(Stored entries)

<<<<

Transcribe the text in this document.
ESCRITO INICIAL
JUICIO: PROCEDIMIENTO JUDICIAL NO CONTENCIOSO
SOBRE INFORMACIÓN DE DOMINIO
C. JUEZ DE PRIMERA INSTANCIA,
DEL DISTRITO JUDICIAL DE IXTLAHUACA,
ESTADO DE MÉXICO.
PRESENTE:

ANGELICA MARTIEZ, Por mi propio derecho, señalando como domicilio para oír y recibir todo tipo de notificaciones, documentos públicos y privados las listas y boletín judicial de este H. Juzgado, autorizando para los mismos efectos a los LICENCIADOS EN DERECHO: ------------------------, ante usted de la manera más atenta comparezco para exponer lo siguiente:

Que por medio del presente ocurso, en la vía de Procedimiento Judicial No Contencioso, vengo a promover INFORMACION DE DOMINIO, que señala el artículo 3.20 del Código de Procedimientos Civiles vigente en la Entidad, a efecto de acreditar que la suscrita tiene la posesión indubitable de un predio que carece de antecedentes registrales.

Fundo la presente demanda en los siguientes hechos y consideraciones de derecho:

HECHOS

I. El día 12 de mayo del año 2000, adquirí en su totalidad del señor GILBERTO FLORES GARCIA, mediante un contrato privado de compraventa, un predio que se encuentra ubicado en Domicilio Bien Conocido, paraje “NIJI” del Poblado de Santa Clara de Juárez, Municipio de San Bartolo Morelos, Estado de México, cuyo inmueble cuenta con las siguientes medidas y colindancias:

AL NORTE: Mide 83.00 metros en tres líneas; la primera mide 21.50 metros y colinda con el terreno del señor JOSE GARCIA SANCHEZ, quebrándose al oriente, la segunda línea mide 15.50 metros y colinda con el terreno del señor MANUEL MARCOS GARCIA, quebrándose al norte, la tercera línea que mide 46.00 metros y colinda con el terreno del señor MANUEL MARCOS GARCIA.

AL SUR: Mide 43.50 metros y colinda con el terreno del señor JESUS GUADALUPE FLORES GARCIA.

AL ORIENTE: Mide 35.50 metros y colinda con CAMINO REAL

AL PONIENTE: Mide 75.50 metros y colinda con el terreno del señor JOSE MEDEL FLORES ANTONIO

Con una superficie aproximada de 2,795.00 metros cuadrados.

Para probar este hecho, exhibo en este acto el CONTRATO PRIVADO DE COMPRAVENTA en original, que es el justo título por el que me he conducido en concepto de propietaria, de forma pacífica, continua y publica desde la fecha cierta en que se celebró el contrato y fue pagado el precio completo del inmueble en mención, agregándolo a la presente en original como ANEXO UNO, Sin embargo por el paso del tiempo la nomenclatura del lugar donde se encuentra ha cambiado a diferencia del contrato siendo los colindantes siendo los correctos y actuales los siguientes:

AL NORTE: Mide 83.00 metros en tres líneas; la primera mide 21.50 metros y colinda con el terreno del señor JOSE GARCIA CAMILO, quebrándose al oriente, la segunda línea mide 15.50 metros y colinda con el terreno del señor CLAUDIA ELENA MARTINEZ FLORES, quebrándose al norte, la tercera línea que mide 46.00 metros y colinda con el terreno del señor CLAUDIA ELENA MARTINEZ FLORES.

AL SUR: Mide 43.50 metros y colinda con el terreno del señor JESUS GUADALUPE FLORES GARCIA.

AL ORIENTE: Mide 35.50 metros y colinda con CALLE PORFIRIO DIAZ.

>>>>

STATED PROBLEM:
Go through the listing and print each line exactly as it appears.

COMPLETED EXERCISE:
Transcribe the text in this document.
ESCRITO INICIAL
JUICIO: PROCEDIMIENTO JUDICIAL NO CONTENCIOSO
SOBRE INFORMACIÓN DE DOMINIO
C. JUEZ DE PRIMERA INSTANCIA,
DEL DISTRITO JUDICIAL DE IXTLAHUACA,
ESTADO DE MÉXICO.
PRESENTE:

ANGELICA MARTIEZ, Por mi propio derecho, señalando como domicilio para oír y recibir todo tipo de notificaciones, documentos públicos y privados las listas y boletín judicial de este H. Juzgado, autorizando para los mismos efectos a los LICENCIADOS EN DERECHO: ------------------------, ante usted de la manera más atenta comparezco para exponer lo siguiente:

Que por medio del presente ocurso, en la vía de Procedimiento Judicial No Contencioso, vengo a promover INFORMACION DE DOMINIO, que señala el artículo 3.20 del Código de Procedimientos Civiles vigente en la Entidad, a efecto de acreditar que la suscrita tiene la posesión indubitable de un predio que carece de antecedentes registrales.

Fundo la presente demanda en los siguientes hechos y consideraciones de derecho:

HECHOS

I. El día 12 de mayo del año 2000, adquirí en su totalidad del señor GILBERTO FLORES GARCIA, mediante un contrato privado de compraventa, un predio que se encuentra ubicado en Domicilio Bien Conocido, paraje “NIJI” del Poblado de Santa Clara de Juárez, Municipio de San Bartolo Morelos, Estado de México, cuyo inmueble cuenta con las siguientes medidas y colindancias:

AL NORTE: Mide 83.00 metros en tres líneas; la primera mide 21.50 metros y colinda con el terreno del señor JOSE GARCIA SANCHEZ, quebrándose al oriente, la segunda línea mide 15.50 metros y colinda con el terreno del señor MANUEL MARCOS GARCIA, quebrándose al norte, la tercera línea que mide 46.00 metros y colinda con el terreno del señor MANUEL MARCOS GARCIA.

AL SUR: Mide 43.50 metros y colinda con el terreno del señor JESUS GUADALUPE FLORES GARCIA.

AL ORIENTE: Mide 35.50 metros y colinda con CAMINO REAL

AL PONIENTE: Mide 75.50 metros y colinda con el terreno del señor JOSE MEDEL FLORES ANTONIO

Con una superficie aproximada de 2,795.00 metros cuadrados.

Para probar este hecho, exhibo en este acto el CONTRATO PRIVADO DE COMPRAVENTA en original, que es el justo título por el que me he conducido en concepto de propietaria, de forma pacífica, continua y publica desde la fecha cierta en que se celebró el contrato y fue pagado el precio completo del inmueble en mención, agregándolo a la presente en original como ANEXO UNO, Sin embargo por el paso del tiempo la nomenclatura del lugar donde se encuentra ha cambiado a diferencia del contrato siendo los colindantes siendo los correctos y actuales los siguientes:

AL NORTE: Mide 83.00 metros en tres líneas; la primera mide 21.50 metros y colinda con el terreno del señor JOSE GARCIA CAMILO, quebrándose al oriente, la segunda línea mide 15.50 metros y colinda con el terreno del señor CLAUDIA ELENA MARTINEZ FLORES, quebrándose al norte, la tercera línea que mide 46.00 metros y colinda con el terreno del señor CLAUDIA ELENA MARTINEZ FLORES.

AL SUR: Mide 43.50 metros y colinda con el terreno del señor JESUS GUADALUPE FLORES GARCIA.

AL ORIENTE: Mide 35.50 metros y colinda con CALLE PORFIRIO DIAZ.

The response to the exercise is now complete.